• **Work required**
Each line containing the word "site" must be reported.

________________

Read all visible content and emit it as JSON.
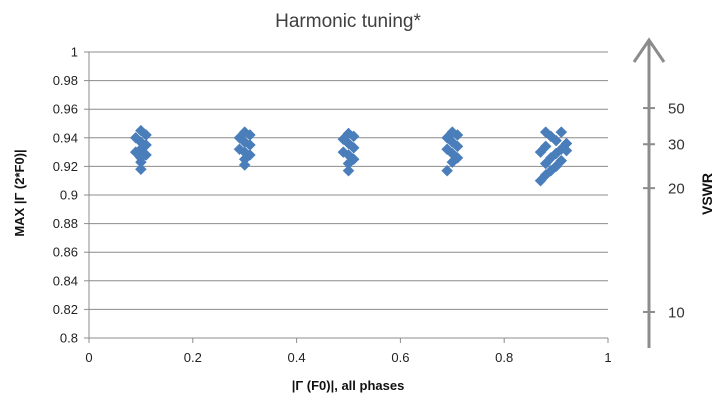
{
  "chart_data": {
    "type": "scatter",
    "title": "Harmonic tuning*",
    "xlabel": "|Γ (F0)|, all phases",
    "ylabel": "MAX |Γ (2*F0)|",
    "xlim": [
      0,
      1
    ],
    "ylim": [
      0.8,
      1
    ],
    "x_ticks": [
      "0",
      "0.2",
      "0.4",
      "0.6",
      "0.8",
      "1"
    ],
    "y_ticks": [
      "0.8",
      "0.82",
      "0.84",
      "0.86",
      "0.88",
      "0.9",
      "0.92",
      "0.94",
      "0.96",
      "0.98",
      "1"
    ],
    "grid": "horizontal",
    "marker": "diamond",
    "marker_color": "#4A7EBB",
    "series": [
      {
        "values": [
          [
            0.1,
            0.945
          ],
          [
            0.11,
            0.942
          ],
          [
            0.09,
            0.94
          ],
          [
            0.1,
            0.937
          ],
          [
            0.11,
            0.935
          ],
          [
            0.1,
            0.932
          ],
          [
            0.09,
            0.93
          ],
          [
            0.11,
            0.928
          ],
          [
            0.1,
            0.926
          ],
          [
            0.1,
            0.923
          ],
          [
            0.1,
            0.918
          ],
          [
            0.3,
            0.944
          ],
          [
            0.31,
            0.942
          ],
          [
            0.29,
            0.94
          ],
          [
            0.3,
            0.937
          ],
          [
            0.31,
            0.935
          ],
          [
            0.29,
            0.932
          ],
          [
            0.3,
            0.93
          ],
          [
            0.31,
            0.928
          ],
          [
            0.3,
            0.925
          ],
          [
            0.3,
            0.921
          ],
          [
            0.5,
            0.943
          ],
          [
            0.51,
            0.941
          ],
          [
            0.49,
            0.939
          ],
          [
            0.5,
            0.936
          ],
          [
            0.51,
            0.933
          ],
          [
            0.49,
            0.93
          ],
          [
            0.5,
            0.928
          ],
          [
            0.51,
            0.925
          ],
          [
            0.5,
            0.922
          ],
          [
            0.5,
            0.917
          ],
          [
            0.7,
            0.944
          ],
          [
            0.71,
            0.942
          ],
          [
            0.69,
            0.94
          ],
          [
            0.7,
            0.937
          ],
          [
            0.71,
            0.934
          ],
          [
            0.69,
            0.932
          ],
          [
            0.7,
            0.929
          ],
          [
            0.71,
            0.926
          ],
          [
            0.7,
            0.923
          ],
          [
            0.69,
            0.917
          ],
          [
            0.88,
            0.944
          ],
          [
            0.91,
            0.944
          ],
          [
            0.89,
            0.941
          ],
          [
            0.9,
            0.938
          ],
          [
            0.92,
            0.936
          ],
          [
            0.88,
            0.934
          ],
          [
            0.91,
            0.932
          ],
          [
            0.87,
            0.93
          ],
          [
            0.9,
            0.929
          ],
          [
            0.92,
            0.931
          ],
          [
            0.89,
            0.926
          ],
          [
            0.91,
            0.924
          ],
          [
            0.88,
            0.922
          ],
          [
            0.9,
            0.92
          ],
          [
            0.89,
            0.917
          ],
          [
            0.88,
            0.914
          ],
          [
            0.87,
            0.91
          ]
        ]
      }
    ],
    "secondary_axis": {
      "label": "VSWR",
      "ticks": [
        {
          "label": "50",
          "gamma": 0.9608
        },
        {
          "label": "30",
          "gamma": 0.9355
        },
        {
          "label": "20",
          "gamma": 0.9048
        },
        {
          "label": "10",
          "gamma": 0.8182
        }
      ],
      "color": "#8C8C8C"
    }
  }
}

________________

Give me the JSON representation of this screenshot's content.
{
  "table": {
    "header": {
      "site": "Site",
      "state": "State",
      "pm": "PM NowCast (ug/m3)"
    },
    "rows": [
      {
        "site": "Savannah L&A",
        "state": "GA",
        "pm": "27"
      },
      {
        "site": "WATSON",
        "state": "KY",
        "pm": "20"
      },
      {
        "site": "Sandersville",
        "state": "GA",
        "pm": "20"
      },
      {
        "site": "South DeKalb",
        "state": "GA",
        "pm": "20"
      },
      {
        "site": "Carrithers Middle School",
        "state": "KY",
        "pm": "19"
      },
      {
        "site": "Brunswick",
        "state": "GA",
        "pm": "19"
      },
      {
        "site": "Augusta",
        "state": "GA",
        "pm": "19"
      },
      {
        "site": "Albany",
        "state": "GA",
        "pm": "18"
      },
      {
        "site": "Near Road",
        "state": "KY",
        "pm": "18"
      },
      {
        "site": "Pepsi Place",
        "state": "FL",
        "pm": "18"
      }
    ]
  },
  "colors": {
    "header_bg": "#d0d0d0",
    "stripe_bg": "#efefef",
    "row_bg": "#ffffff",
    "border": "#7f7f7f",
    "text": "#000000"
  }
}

________________

• **Final result**
      "site": "Site",
        "site": "Savannah L&A",
        "site": "WATSON",
        "site": "Sandersville",
        "site": "South DeKalb",
        "site": "Carrithers Middle School",
        "site": "Brunswick",
        "site": "Augusta",
        "site": "Albany",
        "site": "Near Road",
        "site": "Pepsi Place",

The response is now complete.